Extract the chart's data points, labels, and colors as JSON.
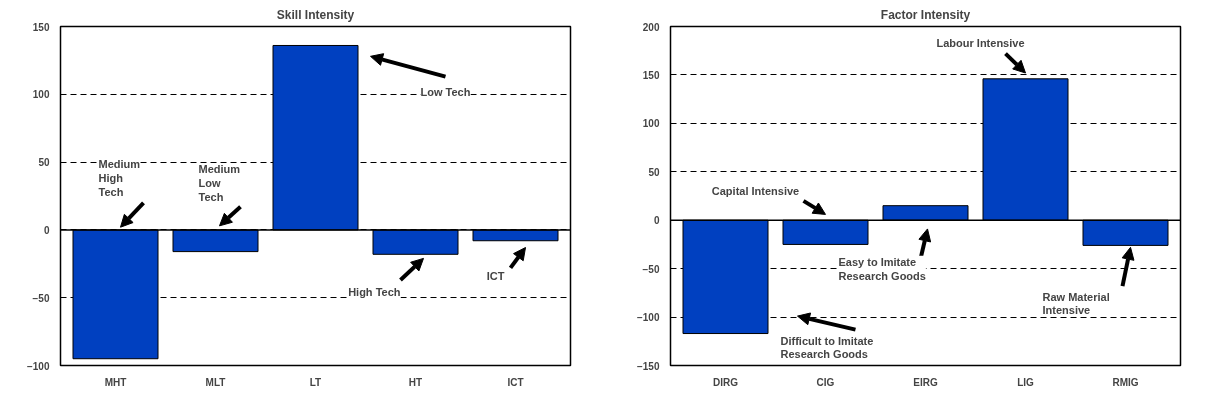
{
  "chart_data": [
    {
      "type": "bar",
      "title": "Skill Intensity",
      "categories": [
        "MHT",
        "MLT",
        "LT",
        "HT",
        "ICT"
      ],
      "values": [
        -95,
        -16,
        136,
        -18,
        -8
      ],
      "color": "#0040c0",
      "ylim": [
        -100,
        150
      ],
      "yticks": [
        -100,
        -50,
        0,
        50,
        100,
        150
      ],
      "grid": "y",
      "annotations": [
        "Medium\nHigh\nTech",
        "Medium\nLow\nTech",
        "Low Tech",
        "High Tech",
        "ICT"
      ]
    },
    {
      "type": "bar",
      "title": "Factor Intensity",
      "categories": [
        "DIRG",
        "CIG",
        "EIRG",
        "LIG",
        "RMIG"
      ],
      "values": [
        -117,
        -25,
        15,
        146,
        -26
      ],
      "color": "#0040c0",
      "ylim": [
        -150,
        200
      ],
      "yticks": [
        -150,
        -100,
        -50,
        0,
        50,
        100,
        150,
        200
      ],
      "grid": "y",
      "annotations": [
        "Labour Intensive",
        "Capital Intensive",
        "Easy to Imitate\nResearch Goods",
        {
          "text": "Raw Material\nIntensive",
          "x": "RMIG",
          "y": -26
        },
        "Difficult to Imitate\nResearch Goods"
      ]
    }
  ]
}
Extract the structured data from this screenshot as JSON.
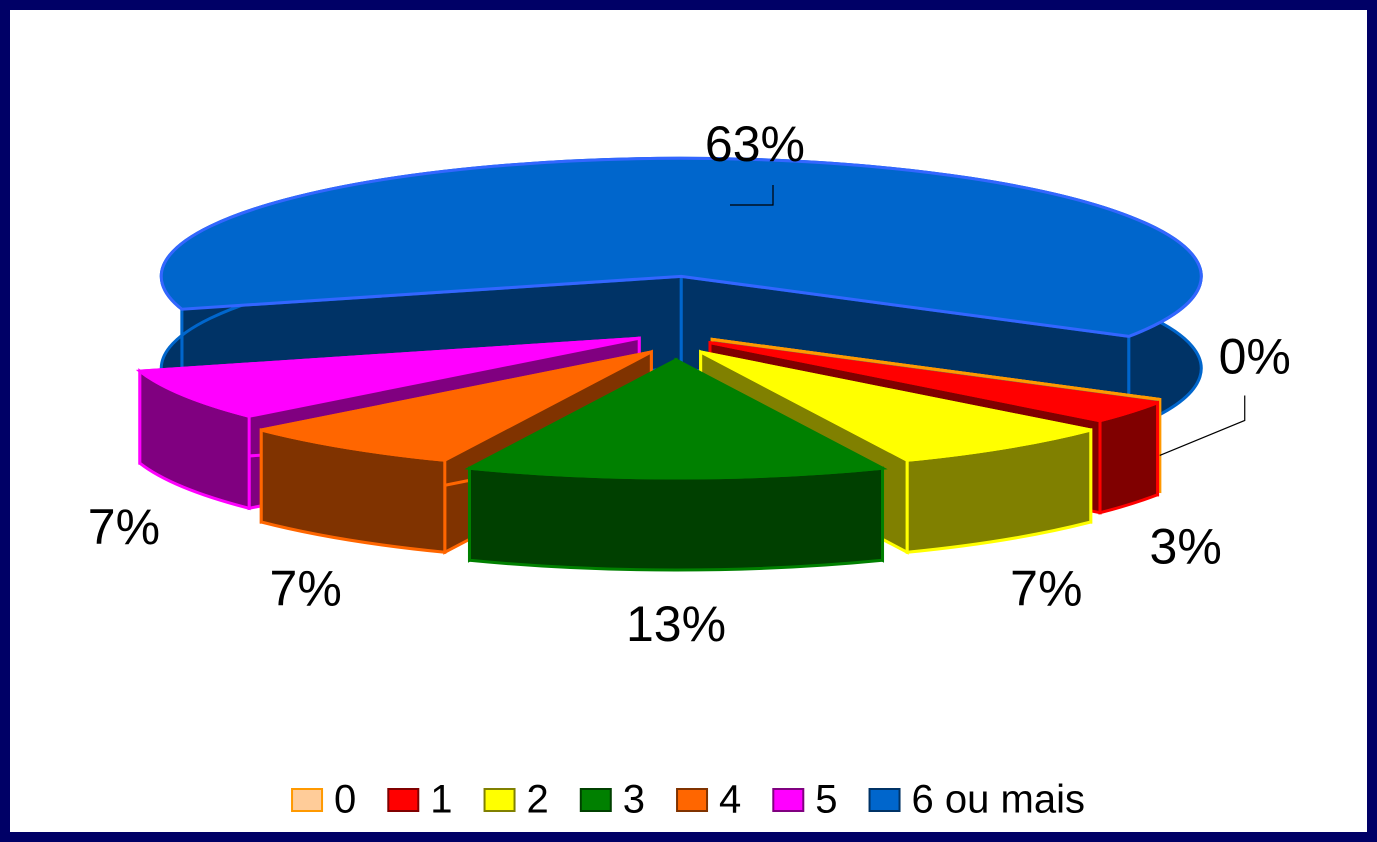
{
  "chart_data": {
    "type": "pie3d",
    "categories": [
      "0",
      "1",
      "2",
      "3",
      "4",
      "5",
      "6 ou mais"
    ],
    "values": [
      0,
      3,
      7,
      13,
      7,
      7,
      63
    ],
    "value_labels": [
      "0%",
      "3%",
      "7%",
      "13%",
      "7%",
      "7%",
      "63%"
    ],
    "colors": [
      "#ffcc99",
      "#ff0000",
      "#ffff00",
      "#008000",
      "#ff6600",
      "#ff00ff",
      "#0066cc"
    ],
    "legend": "bottom"
  }
}
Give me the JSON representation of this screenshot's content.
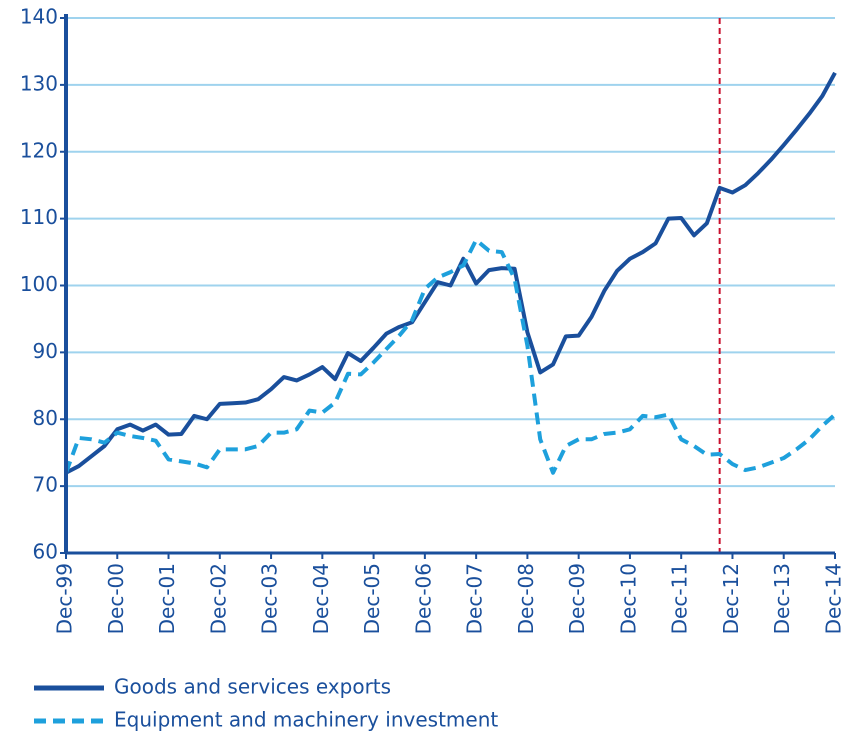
{
  "chart_data": {
    "type": "line",
    "categories": [
      "Dec-99",
      null,
      null,
      null,
      "Dec-00",
      null,
      null,
      null,
      "Dec-01",
      null,
      null,
      null,
      "Dec-02",
      null,
      null,
      null,
      "Dec-03",
      null,
      null,
      null,
      "Dec-04",
      null,
      null,
      null,
      "Dec-05",
      null,
      null,
      null,
      "Dec-06",
      null,
      null,
      null,
      "Dec-07",
      null,
      null,
      null,
      "Dec-08",
      null,
      null,
      null,
      "Dec-09",
      null,
      null,
      null,
      "Dec-10",
      null,
      null,
      null,
      "Dec-11",
      null,
      null,
      null,
      "Dec-12",
      null,
      null,
      null,
      "Dec-13",
      null,
      null,
      null,
      "Dec-14"
    ],
    "series": [
      {
        "name": "Goods and services exports",
        "color": "#1a4f9c",
        "dash": false,
        "values": [
          72,
          73,
          74.5,
          76,
          78.5,
          79.2,
          78.3,
          79.2,
          77.7,
          77.8,
          80.5,
          80,
          82.3,
          82.4,
          82.5,
          83,
          84.5,
          86.3,
          85.8,
          86.7,
          87.8,
          86,
          89.9,
          88.7,
          90.7,
          92.8,
          93.8,
          94.5,
          97.5,
          100.5,
          100,
          104,
          100.3,
          102.3,
          102.6,
          102.5,
          93,
          87,
          88.2,
          92.4,
          92.5,
          95.3,
          99.2,
          102.2,
          104,
          105,
          106.3,
          110,
          110.1,
          107.5,
          109.3,
          114.6,
          113.9,
          115,
          116.8,
          118.8,
          121,
          123.3,
          125.7,
          128.3,
          131.8
        ]
      },
      {
        "name": "Equipment and machinery investment",
        "color": "#1ea0dc",
        "dash": true,
        "values": [
          72,
          77.2,
          77,
          76.5,
          78,
          77.5,
          77.2,
          76.8,
          74,
          73.7,
          73.4,
          72.8,
          75.5,
          75.5,
          75.5,
          76,
          78,
          78,
          78.5,
          81.3,
          81,
          82.5,
          86.8,
          86.7,
          88.5,
          90.5,
          92.5,
          94.8,
          99.5,
          101.2,
          102,
          103,
          106.8,
          105.2,
          105,
          101,
          91,
          77,
          72,
          76,
          77,
          77,
          77.8,
          78,
          78.5,
          80.5,
          80.3,
          80.7,
          77,
          76,
          74.7,
          74.8,
          73.3,
          72.4,
          72.8,
          73.5,
          74.2,
          75.5,
          77,
          79,
          80.7
        ]
      }
    ],
    "ylim": [
      60,
      140
    ],
    "yticks": [
      60,
      70,
      80,
      90,
      100,
      110,
      120,
      130,
      140
    ],
    "grid": true,
    "vline": {
      "at": 51,
      "color": "#c8102e"
    }
  }
}
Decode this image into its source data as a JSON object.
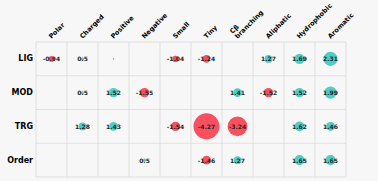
{
  "chart_data": {
    "type": "bubble_matrix",
    "categories": [
      "Polar",
      "Charged",
      "Positive",
      "Negative",
      "Small",
      "Tiny",
      "Cβ\nbranching",
      "Aliphatic",
      "Hydrophobic",
      "Aromatic"
    ],
    "series": [
      {
        "name": "LIG",
        "values": [
          -0.94,
          0.5,
          -0.24,
          0.08,
          -1.04,
          -1.24,
          0.08,
          1.27,
          1.69,
          2.31
        ],
        "value_labels": [
          "-0.94",
          "0.5",
          null,
          null,
          "-1.04",
          "-1.24",
          null,
          "1.27",
          "1.69",
          "2.31"
        ],
        "colors": [
          "#f94f5e",
          "#4ecdc4",
          "#f94f5e",
          "#4ecdc4",
          "#f94f5e",
          "#f94f5e",
          "#4ecdc4",
          "#4ecdc4",
          "#4ecdc4",
          "#4ecdc4"
        ]
      },
      {
        "name": "MOD",
        "values": [
          0.07,
          0.5,
          1.52,
          -1.55,
          0.07,
          0.07,
          1.41,
          -1.52,
          1.52,
          1.99
        ],
        "value_labels": [
          null,
          "0.5",
          "1.52",
          "-1.55",
          null,
          null,
          "1.41",
          "-1.52",
          "1.52",
          "1.99"
        ],
        "colors": [
          "#4ecdc4",
          "#4ecdc4",
          "#4ecdc4",
          "#f94f5e",
          "#4ecdc4",
          "#4ecdc4",
          "#4ecdc4",
          "#f94f5e",
          "#4ecdc4",
          "#4ecdc4"
        ]
      },
      {
        "name": "TRG",
        "values": [
          0.07,
          1.28,
          1.43,
          0.07,
          -1.54,
          -4.27,
          -3.24,
          0.07,
          1.62,
          1.46
        ],
        "value_labels": [
          null,
          "1.28",
          "1.43",
          null,
          "-1.54",
          "-4.27",
          "-3.24",
          null,
          "1.62",
          "1.46"
        ],
        "colors": [
          "#4ecdc4",
          "#4ecdc4",
          "#4ecdc4",
          "#4ecdc4",
          "#f94f5e",
          "#f94f5e",
          "#f94f5e",
          "#4ecdc4",
          "#4ecdc4",
          "#4ecdc4"
        ]
      },
      {
        "name": "Order",
        "values": [
          0.07,
          0.07,
          0.07,
          0.5,
          0.07,
          -1.46,
          1.27,
          0.07,
          1.65,
          1.65
        ],
        "value_labels": [
          null,
          null,
          null,
          "0.5",
          null,
          "-1.46",
          "1.27",
          null,
          "1.65",
          "1.65"
        ],
        "colors": [
          "#4ecdc4",
          "#4ecdc4",
          "#4ecdc4",
          "#4ecdc4",
          "#4ecdc4",
          "#f94f5e",
          "#4ecdc4",
          "#4ecdc4",
          "#4ecdc4",
          "#4ecdc4"
        ]
      }
    ],
    "grid": true,
    "data_labels": true
  }
}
============
• **SET TASK**
Collect the complete line wherever the string "true" appears in the records.

• **ANSWER BELOW**
        "dash": true,
    "grid": true,
    "grid": true,
    "data_labels": true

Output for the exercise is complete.